EXTRACT >>
Ibecbarcelona.EU [en línea] Barcelona (ESP): ibecbarcelona.EU, 25 de septiembre de 2014 [REF. 03 de septiembre de 2014] Available on Internet: http://NOTICIAS-DE-INVESTIGACION/scientist-develop-first-light-operated-drug-for-most-common-target-proteins.html www.ibecbarcelona.eu/



Engineering new bone growth

22 09 2014

Coated tissue scaffolds help the body grow new bone to repair injuries or congenital defects.

 

MIT chemical engineers have devised a new implantable tissue scaffold coated with bone growth factors that are released slowly over a few weeks. When applied to bone injuries or defects, this coated scaffold induces the body to rapidly form new bone that looks and behaves just like the original tissue.

 

Pictured is a scanning electron micrograph of a porous, nanostructured poly(lactic-co-glycolic acid) (PLGA) membrane. The membrane is coated with a polyelectrolyte (PEM) multilayer coating that releases growth factors to promote bone repair. Image courtesy of Nasim Hyder and Nisarg J. Shah

Pictured is a scanning electron micrograph of a porous, nanostructured poly(lactic-co-glycolic acid) (PLGA) membrane. The membrane is coated with a polyelectrolyte (PEM) multilayer coating that releases growth factors to promote bone repair. Image courtesy of Nasim Hyder and Nisarg J. Shah

 

 

 

 

 

 

 

 

 

 

 

 

 

 

 

 

This type of coated scaffold could offer a dramatic improvement over the current standard for treating bone injuries, which involves transplanting bone from another part of the patient’s body — a painful process that does not always supply enough bone. Patients with severe bone injuries, such as soldiers wounded in battle; people who suffer from congenital bone defects, such as craniomaxillofacial disorders; and patients in need of bone augmentation prior to insertion of dental implants could benefit from the new tissue scaffold, the researchers say.

“It’s been a truly challenging medical problem, and we have tried to provide one way to address that problem,” says Nisarg Shah, a recent PhD recipient and lead author of the paper, which appears in the Proceedings of the National Academy of Sciences this week.

SOURCE DATA >>

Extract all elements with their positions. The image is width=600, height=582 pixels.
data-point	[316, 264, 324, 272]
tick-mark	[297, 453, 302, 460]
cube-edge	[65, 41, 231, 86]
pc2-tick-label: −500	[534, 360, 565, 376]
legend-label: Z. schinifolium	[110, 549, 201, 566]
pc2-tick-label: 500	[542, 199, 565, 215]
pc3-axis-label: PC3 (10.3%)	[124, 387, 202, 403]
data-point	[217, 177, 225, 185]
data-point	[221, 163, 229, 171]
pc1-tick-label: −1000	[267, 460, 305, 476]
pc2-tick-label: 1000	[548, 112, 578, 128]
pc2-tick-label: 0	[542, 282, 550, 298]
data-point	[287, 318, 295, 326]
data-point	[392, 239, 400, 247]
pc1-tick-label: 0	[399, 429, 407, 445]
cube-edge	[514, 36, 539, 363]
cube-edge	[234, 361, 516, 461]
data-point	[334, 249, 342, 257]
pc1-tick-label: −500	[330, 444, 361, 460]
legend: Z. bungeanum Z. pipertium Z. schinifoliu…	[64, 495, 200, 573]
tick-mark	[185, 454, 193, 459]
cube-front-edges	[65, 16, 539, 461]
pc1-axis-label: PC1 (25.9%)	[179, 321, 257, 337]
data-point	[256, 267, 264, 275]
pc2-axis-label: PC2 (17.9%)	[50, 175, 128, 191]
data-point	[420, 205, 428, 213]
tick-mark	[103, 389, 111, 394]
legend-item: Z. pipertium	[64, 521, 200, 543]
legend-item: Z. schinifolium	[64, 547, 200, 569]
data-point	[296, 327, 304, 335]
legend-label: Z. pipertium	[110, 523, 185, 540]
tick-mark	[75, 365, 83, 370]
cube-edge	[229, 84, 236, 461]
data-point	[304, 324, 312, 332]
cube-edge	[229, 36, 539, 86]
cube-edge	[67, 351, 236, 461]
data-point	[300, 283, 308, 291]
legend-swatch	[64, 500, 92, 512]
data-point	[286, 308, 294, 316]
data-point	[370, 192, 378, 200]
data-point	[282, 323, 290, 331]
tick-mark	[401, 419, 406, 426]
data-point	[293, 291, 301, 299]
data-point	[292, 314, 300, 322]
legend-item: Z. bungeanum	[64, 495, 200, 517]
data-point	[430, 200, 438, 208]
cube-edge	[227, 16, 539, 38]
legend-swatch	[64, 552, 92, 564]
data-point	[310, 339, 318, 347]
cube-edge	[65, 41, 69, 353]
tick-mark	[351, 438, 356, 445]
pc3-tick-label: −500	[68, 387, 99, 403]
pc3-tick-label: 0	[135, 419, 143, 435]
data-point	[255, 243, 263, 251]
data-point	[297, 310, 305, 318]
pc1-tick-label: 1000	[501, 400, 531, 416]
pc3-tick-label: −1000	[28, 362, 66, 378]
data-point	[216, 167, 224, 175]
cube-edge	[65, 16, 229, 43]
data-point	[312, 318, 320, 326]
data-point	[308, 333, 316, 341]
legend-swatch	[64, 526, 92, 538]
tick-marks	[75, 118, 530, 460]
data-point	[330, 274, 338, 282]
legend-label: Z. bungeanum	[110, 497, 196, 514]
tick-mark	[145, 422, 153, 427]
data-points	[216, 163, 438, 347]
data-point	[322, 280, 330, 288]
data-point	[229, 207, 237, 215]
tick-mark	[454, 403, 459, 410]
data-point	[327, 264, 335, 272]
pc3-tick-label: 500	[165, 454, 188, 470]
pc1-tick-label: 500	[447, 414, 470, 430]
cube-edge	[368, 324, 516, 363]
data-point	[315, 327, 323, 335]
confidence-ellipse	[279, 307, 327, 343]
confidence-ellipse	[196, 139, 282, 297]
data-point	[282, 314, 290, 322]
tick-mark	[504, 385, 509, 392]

WORK INSTRUCTIONS >>
**1)** According to the bone-growth article, what is the current standard treatment for bone injuries?
**2)** Recast the paragraph of the bone-growth article that begins "This type of coated scaffold" as a short bulleted list that keeps its main facts.
**3)** Write out the stretch of the bone-growth article from "Ibecbarcelona.EU [en línea]" through "the original tissue.".

PROBLEM SOLUTIONS >>
**1)** Transplanting bone from another part of the patient's body.

**2)**
- The coated scaffold could be a dramatic improvement over the current standard for treating bone injuries.
- That standard is transplanting bone from another part of the patient's body, which is painful and does not always supply enough bone.
- According to the researchers, those who could benefit include:
  - patients with severe bone injuries, such as soldiers wounded in battle
  - people with congenital bone defects, such as craniomaxillofacial disorders
  - patients who need bone augmentation before dental implants are inserted

**3)**
Ibecbarcelona.EU [en línea] Barcelona (ESP): ibecbarcelona.EU, 25 de septiembre de 2014 [REF. 03 de septiembre de 2014] Available on Internet: http://NOTICIAS-DE-INVESTIGACION/scientist-develop-first-light-operated-drug-for-most-common-target-proteins.html www.ibecbarcelona.eu/



Engineering new bone growth

22 09 2014

Coated tissue scaffolds help the body grow new bone to repair injuries or congenital defects.

 

MIT chemical engineers have devised a new implantable tissue scaffold coated with bone growth factors that are released slowly over a few weeks. When applied to bone injuries or defects, this coated scaffold induces the body to rapidly form new bone that looks and behaves just like the original tissue.